## [GIVEN REQUEST]
Return the listing word for word, from its first line through the line containing "- 2.095 xyxy=(651,348,657,412)", with both of those lines included.

BEGIN

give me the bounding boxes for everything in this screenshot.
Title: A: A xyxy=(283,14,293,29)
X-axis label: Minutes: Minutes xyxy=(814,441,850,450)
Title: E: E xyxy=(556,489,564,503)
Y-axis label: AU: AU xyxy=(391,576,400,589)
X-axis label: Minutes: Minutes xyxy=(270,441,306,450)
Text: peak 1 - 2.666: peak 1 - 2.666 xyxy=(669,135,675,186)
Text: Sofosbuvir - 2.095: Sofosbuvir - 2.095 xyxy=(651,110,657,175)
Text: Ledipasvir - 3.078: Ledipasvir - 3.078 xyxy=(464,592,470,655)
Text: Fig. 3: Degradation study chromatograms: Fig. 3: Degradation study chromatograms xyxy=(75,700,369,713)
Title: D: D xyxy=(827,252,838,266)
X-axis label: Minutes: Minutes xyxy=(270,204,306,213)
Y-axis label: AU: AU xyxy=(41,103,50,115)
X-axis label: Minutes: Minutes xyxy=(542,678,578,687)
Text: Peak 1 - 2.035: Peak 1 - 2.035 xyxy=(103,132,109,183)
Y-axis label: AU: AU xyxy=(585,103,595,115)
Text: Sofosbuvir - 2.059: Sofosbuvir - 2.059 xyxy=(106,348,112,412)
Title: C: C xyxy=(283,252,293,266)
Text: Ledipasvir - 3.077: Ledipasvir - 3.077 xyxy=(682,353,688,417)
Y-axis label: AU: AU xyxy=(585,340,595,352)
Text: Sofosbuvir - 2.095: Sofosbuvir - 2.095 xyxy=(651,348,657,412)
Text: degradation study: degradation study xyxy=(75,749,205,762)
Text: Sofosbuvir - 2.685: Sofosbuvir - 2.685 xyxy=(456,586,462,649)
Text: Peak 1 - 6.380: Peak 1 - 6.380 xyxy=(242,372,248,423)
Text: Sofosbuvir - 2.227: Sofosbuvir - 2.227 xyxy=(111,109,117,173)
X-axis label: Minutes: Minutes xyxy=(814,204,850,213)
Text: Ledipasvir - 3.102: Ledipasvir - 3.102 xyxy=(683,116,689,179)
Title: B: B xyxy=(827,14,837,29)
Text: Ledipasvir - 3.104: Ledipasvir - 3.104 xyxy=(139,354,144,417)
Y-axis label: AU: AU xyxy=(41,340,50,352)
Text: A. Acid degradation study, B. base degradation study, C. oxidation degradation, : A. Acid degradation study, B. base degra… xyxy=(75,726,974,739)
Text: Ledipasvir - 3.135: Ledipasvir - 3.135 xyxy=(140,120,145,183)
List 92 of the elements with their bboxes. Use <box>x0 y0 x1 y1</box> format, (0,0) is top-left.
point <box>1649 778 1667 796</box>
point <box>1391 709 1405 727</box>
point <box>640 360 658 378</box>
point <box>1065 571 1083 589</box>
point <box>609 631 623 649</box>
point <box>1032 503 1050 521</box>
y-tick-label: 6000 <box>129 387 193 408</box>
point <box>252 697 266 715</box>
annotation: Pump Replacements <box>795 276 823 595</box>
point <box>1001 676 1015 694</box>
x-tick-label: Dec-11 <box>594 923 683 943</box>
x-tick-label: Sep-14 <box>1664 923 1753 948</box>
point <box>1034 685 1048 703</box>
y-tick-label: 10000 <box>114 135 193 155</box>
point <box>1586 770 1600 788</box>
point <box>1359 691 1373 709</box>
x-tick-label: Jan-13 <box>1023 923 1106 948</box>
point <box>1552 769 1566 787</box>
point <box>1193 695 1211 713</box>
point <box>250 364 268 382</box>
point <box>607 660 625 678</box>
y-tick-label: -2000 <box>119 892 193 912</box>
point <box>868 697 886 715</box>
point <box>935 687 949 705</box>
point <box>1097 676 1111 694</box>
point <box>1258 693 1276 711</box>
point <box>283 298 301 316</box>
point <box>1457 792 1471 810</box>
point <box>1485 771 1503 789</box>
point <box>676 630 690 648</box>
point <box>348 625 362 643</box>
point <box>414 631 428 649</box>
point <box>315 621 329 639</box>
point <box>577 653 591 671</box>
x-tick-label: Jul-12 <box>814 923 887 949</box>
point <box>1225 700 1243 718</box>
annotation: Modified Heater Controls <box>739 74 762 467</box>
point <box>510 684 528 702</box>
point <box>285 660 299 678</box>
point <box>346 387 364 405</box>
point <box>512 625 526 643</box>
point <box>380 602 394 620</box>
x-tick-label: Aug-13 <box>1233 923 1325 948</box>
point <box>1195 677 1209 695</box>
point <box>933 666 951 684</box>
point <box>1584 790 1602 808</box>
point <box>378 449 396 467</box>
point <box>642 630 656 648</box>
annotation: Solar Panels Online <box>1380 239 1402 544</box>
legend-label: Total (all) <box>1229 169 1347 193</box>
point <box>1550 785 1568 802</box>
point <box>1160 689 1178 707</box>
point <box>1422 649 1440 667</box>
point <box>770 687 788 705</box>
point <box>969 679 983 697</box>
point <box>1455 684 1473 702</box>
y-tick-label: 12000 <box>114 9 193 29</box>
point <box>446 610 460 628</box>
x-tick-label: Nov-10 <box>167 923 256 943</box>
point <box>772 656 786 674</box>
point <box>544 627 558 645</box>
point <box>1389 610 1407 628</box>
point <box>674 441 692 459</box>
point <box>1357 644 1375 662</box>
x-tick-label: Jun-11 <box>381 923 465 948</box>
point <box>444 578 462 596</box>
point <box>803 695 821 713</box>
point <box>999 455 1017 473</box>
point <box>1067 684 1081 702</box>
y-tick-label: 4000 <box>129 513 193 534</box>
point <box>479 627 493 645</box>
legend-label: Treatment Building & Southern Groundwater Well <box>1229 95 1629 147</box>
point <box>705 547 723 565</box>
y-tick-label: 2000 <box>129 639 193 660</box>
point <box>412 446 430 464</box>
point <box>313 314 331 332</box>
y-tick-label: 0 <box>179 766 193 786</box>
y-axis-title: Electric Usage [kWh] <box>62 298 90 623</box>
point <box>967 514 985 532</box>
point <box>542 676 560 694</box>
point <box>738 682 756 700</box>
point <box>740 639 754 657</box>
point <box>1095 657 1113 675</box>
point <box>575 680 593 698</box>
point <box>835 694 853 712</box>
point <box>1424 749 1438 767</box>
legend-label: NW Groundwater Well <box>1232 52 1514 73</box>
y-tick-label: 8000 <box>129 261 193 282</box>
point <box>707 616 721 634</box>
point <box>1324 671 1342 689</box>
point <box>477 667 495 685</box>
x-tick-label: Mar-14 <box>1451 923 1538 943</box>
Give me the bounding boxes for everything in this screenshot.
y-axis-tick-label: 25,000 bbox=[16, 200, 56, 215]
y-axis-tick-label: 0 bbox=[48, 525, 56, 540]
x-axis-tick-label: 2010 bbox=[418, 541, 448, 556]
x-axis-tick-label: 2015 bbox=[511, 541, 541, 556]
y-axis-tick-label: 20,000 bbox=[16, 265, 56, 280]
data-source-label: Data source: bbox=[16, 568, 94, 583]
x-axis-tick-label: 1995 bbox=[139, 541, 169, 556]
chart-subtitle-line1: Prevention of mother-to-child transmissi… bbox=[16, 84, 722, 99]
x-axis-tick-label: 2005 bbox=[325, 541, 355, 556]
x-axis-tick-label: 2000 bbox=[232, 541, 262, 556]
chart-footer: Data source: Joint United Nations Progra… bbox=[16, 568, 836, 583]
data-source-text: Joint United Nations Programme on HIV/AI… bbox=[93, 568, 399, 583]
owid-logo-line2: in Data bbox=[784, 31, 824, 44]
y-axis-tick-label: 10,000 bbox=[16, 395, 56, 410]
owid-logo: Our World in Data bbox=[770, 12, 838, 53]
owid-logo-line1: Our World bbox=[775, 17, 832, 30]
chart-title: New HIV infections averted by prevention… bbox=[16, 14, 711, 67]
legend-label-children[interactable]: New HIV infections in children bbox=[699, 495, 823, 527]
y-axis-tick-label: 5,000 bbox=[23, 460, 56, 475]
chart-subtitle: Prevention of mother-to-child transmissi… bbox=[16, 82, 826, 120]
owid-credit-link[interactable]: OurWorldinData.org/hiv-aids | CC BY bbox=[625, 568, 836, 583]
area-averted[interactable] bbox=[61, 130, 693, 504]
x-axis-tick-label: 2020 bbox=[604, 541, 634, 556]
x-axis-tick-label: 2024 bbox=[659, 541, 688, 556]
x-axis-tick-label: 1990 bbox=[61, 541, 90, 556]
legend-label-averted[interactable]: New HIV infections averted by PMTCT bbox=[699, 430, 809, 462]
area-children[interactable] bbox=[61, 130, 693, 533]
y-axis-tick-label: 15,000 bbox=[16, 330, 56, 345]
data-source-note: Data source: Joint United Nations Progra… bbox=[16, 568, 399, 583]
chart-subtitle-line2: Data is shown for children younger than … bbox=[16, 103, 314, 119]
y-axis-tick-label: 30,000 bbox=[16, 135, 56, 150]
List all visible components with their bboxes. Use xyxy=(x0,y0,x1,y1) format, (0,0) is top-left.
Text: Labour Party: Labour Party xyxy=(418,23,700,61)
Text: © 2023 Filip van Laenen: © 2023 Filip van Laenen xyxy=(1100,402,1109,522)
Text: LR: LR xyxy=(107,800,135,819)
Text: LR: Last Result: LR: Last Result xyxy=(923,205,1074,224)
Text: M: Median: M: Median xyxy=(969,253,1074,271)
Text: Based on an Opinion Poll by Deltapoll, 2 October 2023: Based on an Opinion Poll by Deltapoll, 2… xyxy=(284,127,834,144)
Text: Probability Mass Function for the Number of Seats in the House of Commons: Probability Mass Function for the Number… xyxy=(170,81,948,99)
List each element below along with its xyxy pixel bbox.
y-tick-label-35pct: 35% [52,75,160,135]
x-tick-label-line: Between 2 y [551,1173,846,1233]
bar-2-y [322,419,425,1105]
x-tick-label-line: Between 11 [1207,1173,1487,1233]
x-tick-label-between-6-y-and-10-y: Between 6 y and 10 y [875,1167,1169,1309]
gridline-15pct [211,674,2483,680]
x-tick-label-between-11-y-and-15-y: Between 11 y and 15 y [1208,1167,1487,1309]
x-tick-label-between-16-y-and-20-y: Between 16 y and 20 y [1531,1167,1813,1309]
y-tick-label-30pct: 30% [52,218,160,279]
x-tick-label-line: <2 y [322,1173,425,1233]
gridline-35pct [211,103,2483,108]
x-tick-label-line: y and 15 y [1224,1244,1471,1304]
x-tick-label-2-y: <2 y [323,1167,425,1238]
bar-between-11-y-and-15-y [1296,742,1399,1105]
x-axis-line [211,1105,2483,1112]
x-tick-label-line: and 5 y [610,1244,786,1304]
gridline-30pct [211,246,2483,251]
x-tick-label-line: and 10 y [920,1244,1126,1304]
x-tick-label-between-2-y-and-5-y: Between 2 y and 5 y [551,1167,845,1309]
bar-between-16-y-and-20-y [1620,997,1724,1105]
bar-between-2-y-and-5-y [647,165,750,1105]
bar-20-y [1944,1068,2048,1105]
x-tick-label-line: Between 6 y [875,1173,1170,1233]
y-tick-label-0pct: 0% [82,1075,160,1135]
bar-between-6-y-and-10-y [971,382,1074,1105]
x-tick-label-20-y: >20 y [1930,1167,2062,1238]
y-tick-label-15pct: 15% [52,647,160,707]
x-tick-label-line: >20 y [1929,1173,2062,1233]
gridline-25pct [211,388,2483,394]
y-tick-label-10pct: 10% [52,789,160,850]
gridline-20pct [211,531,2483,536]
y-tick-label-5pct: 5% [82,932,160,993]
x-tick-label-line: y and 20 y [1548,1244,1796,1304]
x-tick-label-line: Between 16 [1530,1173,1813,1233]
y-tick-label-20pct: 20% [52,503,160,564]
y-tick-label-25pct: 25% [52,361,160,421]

END

## [SOLUTION TO THIS PROBLEM]
give me the bounding boxes for everything in this screenshot.
Title: A: A xyxy=(283,14,293,29)
X-axis label: Minutes: Minutes xyxy=(814,441,850,450)
Title: E: E xyxy=(556,489,564,503)
Y-axis label: AU: AU xyxy=(391,576,400,589)
X-axis label: Minutes: Minutes xyxy=(270,441,306,450)
Text: peak 1 - 2.666: peak 1 - 2.666 xyxy=(669,135,675,186)
Text: Sofosbuvir - 2.095: Sofosbuvir - 2.095 xyxy=(651,110,657,175)
Text: Ledipasvir - 3.078: Ledipasvir - 3.078 xyxy=(464,592,470,655)
Text: Fig. 3: Degradation study chromatograms: Fig. 3: Degradation study chromatograms xyxy=(75,700,369,713)
Title: D: D xyxy=(827,252,838,266)
X-axis label: Minutes: Minutes xyxy=(270,204,306,213)
Y-axis label: AU: AU xyxy=(41,103,50,115)
X-axis label: Minutes: Minutes xyxy=(542,678,578,687)
Text: Peak 1 - 2.035: Peak 1 - 2.035 xyxy=(103,132,109,183)
Y-axis label: AU: AU xyxy=(585,103,595,115)
Text: Sofosbuvir - 2.059: Sofosbuvir - 2.059 xyxy=(106,348,112,412)
Title: C: C xyxy=(283,252,293,266)
Text: Ledipasvir - 3.077: Ledipasvir - 3.077 xyxy=(682,353,688,417)
Y-axis label: AU: AU xyxy=(585,340,595,352)
Text: Sofosbuvir - 2.095: Sofosbuvir - 2.095 xyxy=(651,348,657,412)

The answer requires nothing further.